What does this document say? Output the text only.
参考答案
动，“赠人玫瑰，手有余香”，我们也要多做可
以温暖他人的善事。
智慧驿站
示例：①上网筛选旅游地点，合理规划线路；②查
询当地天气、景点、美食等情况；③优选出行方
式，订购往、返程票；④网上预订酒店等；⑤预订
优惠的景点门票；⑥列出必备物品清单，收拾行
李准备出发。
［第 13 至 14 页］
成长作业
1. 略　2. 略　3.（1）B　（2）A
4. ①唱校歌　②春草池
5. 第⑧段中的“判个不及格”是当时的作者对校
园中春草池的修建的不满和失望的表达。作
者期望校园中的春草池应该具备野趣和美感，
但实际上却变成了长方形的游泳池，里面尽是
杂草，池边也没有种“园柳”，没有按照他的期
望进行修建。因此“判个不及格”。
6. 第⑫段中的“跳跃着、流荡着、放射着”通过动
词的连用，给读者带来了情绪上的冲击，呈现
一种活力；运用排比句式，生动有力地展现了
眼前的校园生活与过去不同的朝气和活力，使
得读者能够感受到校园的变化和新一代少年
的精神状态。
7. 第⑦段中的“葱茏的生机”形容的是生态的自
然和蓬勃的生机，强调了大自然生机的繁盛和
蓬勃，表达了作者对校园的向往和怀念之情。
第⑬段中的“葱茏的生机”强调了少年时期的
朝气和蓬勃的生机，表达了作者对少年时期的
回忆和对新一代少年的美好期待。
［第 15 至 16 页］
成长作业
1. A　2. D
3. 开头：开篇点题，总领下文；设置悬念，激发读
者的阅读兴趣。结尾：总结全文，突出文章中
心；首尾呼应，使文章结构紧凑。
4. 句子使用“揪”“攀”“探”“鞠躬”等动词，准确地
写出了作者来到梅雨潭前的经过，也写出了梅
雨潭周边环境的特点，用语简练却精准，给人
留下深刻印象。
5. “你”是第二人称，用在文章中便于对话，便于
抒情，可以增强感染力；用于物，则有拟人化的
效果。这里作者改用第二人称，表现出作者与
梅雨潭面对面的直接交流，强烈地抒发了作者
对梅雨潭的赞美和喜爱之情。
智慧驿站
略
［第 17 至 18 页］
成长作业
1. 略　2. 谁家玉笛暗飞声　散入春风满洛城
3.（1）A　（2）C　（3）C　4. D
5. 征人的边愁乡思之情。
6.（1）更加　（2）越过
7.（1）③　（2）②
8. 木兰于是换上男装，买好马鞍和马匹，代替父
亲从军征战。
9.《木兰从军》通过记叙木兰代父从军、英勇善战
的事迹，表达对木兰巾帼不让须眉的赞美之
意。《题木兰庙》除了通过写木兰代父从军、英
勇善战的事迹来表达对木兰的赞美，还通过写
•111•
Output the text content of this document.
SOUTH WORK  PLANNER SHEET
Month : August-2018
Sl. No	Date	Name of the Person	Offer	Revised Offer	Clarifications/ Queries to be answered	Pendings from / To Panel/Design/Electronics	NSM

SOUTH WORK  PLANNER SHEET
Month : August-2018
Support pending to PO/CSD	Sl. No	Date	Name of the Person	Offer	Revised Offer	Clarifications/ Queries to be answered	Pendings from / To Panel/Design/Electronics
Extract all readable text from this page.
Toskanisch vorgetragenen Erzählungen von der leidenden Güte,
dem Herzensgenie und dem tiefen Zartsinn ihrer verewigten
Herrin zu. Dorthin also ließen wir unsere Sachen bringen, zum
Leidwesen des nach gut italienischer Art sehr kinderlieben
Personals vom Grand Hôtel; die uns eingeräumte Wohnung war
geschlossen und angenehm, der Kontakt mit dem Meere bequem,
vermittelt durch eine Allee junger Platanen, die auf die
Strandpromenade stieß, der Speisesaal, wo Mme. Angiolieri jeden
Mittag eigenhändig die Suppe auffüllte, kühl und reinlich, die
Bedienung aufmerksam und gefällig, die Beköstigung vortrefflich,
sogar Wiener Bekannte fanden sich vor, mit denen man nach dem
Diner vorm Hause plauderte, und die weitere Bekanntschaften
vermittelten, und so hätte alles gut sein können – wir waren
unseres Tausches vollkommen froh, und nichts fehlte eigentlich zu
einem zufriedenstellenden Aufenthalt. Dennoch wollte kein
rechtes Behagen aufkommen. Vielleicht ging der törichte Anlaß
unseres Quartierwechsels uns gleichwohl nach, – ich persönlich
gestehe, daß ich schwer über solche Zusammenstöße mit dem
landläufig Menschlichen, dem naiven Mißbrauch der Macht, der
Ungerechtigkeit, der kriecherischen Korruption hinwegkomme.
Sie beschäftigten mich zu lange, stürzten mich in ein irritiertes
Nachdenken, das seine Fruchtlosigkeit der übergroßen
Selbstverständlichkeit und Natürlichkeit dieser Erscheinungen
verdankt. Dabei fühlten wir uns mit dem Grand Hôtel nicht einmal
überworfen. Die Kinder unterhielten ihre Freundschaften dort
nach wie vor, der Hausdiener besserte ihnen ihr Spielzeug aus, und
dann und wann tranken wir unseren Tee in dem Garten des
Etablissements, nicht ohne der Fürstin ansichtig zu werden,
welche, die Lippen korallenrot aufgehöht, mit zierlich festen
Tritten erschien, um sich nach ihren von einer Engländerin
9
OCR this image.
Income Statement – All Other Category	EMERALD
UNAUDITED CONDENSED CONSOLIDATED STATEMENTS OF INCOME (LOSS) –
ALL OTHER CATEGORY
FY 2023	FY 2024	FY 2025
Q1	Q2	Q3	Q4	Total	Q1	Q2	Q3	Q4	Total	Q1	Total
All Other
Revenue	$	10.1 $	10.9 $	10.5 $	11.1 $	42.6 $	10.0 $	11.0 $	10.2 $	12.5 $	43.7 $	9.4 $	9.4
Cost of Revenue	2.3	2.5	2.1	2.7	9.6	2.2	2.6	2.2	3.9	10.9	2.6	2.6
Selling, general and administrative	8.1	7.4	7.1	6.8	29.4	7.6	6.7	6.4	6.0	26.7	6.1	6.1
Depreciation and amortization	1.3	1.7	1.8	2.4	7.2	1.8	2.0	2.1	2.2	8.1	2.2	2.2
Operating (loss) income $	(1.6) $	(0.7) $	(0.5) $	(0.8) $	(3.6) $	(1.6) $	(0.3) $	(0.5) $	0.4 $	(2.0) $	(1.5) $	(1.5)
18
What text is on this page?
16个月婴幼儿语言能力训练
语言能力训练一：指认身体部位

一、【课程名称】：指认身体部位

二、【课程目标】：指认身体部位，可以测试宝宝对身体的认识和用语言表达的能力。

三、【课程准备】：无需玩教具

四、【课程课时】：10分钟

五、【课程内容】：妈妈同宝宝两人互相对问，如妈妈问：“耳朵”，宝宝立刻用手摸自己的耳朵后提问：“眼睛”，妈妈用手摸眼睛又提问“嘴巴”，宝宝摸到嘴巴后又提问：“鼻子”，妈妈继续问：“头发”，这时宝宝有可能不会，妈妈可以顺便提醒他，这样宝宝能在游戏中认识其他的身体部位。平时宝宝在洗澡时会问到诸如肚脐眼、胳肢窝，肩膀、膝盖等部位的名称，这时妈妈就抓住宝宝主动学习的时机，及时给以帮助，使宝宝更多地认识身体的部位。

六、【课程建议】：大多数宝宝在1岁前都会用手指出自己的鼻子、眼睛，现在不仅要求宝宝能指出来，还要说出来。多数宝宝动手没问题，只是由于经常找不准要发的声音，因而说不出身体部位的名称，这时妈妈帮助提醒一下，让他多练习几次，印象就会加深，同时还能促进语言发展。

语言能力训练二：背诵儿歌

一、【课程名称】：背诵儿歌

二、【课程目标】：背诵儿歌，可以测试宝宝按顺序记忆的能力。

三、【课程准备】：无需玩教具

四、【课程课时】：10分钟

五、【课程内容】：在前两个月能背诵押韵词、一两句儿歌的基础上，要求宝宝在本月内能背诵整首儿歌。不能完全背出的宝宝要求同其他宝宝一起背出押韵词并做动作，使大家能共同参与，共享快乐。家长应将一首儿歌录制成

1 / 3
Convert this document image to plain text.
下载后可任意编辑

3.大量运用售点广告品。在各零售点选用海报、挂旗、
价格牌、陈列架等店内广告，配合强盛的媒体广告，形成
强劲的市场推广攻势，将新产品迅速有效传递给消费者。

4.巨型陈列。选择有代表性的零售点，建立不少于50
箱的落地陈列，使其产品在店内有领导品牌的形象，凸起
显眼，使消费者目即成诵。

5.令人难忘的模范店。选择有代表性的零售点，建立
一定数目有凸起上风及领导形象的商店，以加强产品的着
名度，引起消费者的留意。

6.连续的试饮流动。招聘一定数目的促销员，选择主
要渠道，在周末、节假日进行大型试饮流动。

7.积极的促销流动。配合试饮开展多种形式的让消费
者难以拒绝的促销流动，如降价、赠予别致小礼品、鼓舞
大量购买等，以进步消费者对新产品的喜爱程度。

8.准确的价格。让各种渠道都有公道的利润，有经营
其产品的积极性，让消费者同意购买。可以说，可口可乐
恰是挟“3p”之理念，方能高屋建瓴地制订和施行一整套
::::::::::
## Task to carry out
Take every line from the one containing "Convert this document image to plain text." to the end of the listing and output it exactly, with nothing else.

## Response to the exercise
Convert this document image to plain text.
下载后可任意编辑

3.大量运用售点广告品。在各零售点选用海报、挂旗、
价格牌、陈列架等店内广告，配合强盛的媒体广告，形成
强劲的市场推广攻势，将新产品迅速有效传递给消费者。

4.巨型陈列。选择有代表性的零售点，建立不少于50
箱的落地陈列，使其产品在店内有领导品牌的形象，凸起
显眼，使消费者目即成诵。

5.令人难忘的模范店。选择有代表性的零售点，建立
一定数目有凸起上风及领导形象的商店，以加强产品的着
名度，引起消费者的留意。

6.连续的试饮流动。招聘一定数目的促销员，选择主
要渠道，在周末、节假日进行大型试饮流动。

7.积极的促销流动。配合试饮开展多种形式的让消费
者难以拒绝的促销流动，如降价、赠予别致小礼品、鼓舞
大量购买等，以进步消费者对新产品的喜爱程度。

8.准确的价格。让各种渠道都有公道的利润，有经营
其产品的积极性，让消费者同意购买。可以说，可口可乐
恰是挟“3p”之理念，方能高屋建瓴地制订和施行一整套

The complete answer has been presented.